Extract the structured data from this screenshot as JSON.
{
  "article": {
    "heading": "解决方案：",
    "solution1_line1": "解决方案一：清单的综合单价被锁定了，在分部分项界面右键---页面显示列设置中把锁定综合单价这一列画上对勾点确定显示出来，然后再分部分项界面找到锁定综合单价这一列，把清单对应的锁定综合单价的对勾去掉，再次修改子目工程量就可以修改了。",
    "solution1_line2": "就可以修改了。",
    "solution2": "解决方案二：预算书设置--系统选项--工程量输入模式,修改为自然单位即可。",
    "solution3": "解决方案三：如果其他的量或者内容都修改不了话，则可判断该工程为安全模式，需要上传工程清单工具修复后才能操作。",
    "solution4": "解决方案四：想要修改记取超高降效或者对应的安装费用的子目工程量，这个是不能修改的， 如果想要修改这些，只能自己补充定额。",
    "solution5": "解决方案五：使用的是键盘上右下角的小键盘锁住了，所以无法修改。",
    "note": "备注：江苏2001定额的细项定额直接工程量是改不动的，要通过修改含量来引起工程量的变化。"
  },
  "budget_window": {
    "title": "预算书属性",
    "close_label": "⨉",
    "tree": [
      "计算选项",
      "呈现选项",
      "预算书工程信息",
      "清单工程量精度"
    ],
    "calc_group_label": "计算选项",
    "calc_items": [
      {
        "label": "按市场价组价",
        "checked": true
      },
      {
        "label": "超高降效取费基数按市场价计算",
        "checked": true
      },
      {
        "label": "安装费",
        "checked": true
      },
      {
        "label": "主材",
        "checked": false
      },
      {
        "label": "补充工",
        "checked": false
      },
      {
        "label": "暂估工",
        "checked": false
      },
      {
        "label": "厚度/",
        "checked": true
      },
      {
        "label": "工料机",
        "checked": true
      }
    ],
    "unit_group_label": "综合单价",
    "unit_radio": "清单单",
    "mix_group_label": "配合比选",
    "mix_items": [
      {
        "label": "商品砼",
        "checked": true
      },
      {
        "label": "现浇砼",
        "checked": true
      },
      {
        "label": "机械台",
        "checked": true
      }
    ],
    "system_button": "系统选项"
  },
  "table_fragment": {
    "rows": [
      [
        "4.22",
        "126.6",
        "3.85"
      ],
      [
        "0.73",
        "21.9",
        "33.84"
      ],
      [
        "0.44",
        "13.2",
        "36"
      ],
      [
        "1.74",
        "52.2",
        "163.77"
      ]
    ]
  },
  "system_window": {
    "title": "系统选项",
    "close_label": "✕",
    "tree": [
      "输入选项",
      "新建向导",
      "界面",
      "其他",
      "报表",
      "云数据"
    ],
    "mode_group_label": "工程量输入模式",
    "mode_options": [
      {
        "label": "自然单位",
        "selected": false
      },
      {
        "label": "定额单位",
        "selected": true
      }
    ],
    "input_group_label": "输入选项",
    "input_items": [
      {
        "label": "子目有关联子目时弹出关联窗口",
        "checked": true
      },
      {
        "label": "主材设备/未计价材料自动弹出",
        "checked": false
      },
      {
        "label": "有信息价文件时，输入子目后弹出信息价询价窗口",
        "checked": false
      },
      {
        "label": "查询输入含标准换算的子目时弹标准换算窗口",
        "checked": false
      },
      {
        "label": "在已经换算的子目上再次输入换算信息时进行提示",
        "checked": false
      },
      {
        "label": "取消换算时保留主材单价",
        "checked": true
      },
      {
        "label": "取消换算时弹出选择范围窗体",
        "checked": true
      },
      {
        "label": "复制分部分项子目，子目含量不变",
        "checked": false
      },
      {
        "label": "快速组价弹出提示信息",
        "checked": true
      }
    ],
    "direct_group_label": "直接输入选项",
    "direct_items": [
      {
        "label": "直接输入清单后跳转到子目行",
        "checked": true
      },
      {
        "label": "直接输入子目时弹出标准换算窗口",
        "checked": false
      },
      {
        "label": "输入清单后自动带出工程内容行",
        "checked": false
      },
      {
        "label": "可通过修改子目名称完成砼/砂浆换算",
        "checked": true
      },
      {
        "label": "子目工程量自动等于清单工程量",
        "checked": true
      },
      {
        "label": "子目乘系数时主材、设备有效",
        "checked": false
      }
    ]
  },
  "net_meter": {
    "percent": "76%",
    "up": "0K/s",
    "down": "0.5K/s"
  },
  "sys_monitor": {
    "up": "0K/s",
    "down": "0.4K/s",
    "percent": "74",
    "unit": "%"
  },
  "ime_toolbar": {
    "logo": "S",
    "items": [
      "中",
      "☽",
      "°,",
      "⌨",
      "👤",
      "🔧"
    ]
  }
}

> _What to work on_
Output the full listing without altering anything.

> _Result_
Extract the structured data from this screenshot as JSON.
{
  "article": {
    "heading": "解决方案：",
    "solution1_line1": "解决方案一：清单的综合单价被锁定了，在分部分项界面右键---页面显示列设置中把锁定综合单价这一列画上对勾点确定显示出来，然后再分部分项界面找到锁定综合单价这一列，把清单对应的锁定综合单价的对勾去掉，再次修改子目工程量就可以修改了。",
    "solution1_line2": "就可以修改了。",
    "solution2": "解决方案二：预算书设置--系统选项--工程量输入模式,修改为自然单位即可。",
    "solution3": "解决方案三：如果其他的量或者内容都修改不了话，则可判断该工程为安全模式，需要上传工程清单工具修复后才能操作。",
    "solution4": "解决方案四：想要修改记取超高降效或者对应的安装费用的子目工程量，这个是不能修改的， 如果想要修改这些，只能自己补充定额。",
    "solution5": "解决方案五：使用的是键盘上右下角的小键盘锁住了，所以无法修改。",
    "note": "备注：江苏2001定额的细项定额直接工程量是改不动的，要通过修改含量来引起工程量的变化。"
  },
  "budget_window": {
    "title": "预算书属性",
    "close_label": "⨉",
    "tree": [
      "计算选项",
      "呈现选项",
      "预算书工程信息",
      "清单工程量精度"
    ],
    "calc_group_label": "计算选项",
    "calc_items": [
      {
        "label": "按市场价组价",
        "checked": true
      },
      {
        "label": "超高降效取费基数按市场价计算",
        "checked": true
      },
      {
        "label": "安装费",
        "checked": true
      },
      {
        "label": "主材",
        "checked": false
      },
      {
        "label": "补充工",
        "checked": false
      },
      {
        "label": "暂估工",
        "checked": false
      },
      {
        "label": "厚度/",
        "checked": true
      },
      {
        "label": "工料机",
        "checked": true
      }
    ],
    "unit_group_label": "综合单价",
    "unit_radio": "清单单",
    "mix_group_label": "配合比选",
    "mix_items": [
      {
        "label": "商品砼",
        "checked": true
      },
      {
        "label": "现浇砼",
        "checked": true
      },
      {
        "label": "机械台",
        "checked": true
      }
    ],
    "system_button": "系统选项"
  },
  "table_fragment": {
    "rows": [
      [
        "4.22",
        "126.6",
        "3.85"
      ],
      [
        "0.73",
        "21.9",
        "33.84"
      ],
      [
        "0.44",
        "13.2",
        "36"
      ],
      [
        "1.74",
        "52.2",
        "163.77"
      ]
    ]
  },
  "system_window": {
    "title": "系统选项",
    "close_label": "✕",
    "tree": [
      "输入选项",
      "新建向导",
      "界面",
      "其他",
      "报表",
      "云数据"
    ],
    "mode_group_label": "工程量输入模式",
    "mode_options": [
      {
        "label": "自然单位",
        "selected": false
      },
      {
        "label": "定额单位",
        "selected": true
      }
    ],
    "input_group_label": "输入选项",
    "input_items": [
      {
        "label": "子目有关联子目时弹出关联窗口",
        "checked": true
      },
      {
        "label": "主材设备/未计价材料自动弹出",
        "checked": false
      },
      {
        "label": "有信息价文件时，输入子目后弹出信息价询价窗口",
        "checked": false
      },
      {
        "label": "查询输入含标准换算的子目时弹标准换算窗口",
        "checked": false
      },
      {
        "label": "在已经换算的子目上再次输入换算信息时进行提示",
        "checked": false
      },
      {
        "label": "取消换算时保留主材单价",
        "checked": true
      },
      {
        "label": "取消换算时弹出选择范围窗体",
        "checked": true
      },
      {
        "label": "复制分部分项子目，子目含量不变",
        "checked": false
      },
      {
        "label": "快速组价弹出提示信息",
        "checked": true
      }
    ],
    "direct_group_label": "直接输入选项",
    "direct_items": [
      {
        "label": "直接输入清单后跳转到子目行",
        "checked": true
      },
      {
        "label": "直接输入子目时弹出标准换算窗口",
        "checked": false
      },
      {
        "label": "输入清单后自动带出工程内容行",
        "checked": false
      },
      {
        "label": "可通过修改子目名称完成砼/砂浆换算",
        "checked": true
      },
      {
        "label": "子目工程量自动等于清单工程量",
        "checked": true
      },
      {
        "label": "子目乘系数时主材、设备有效",
        "checked": false
      }
    ]
  },
  "net_meter": {
    "percent": "76%",
    "up": "0K/s",
    "down": "0.5K/s"
  },
  "sys_monitor": {
    "up": "0K/s",
    "down": "0.4K/s",
    "percent": "74",
    "unit": "%"
  },
  "ime_toolbar": {
    "logo": "S",
    "items": [
      "中",
      "☽",
      "°,",
      "⌨",
      "👤",
      "🔧"
    ]
  }
}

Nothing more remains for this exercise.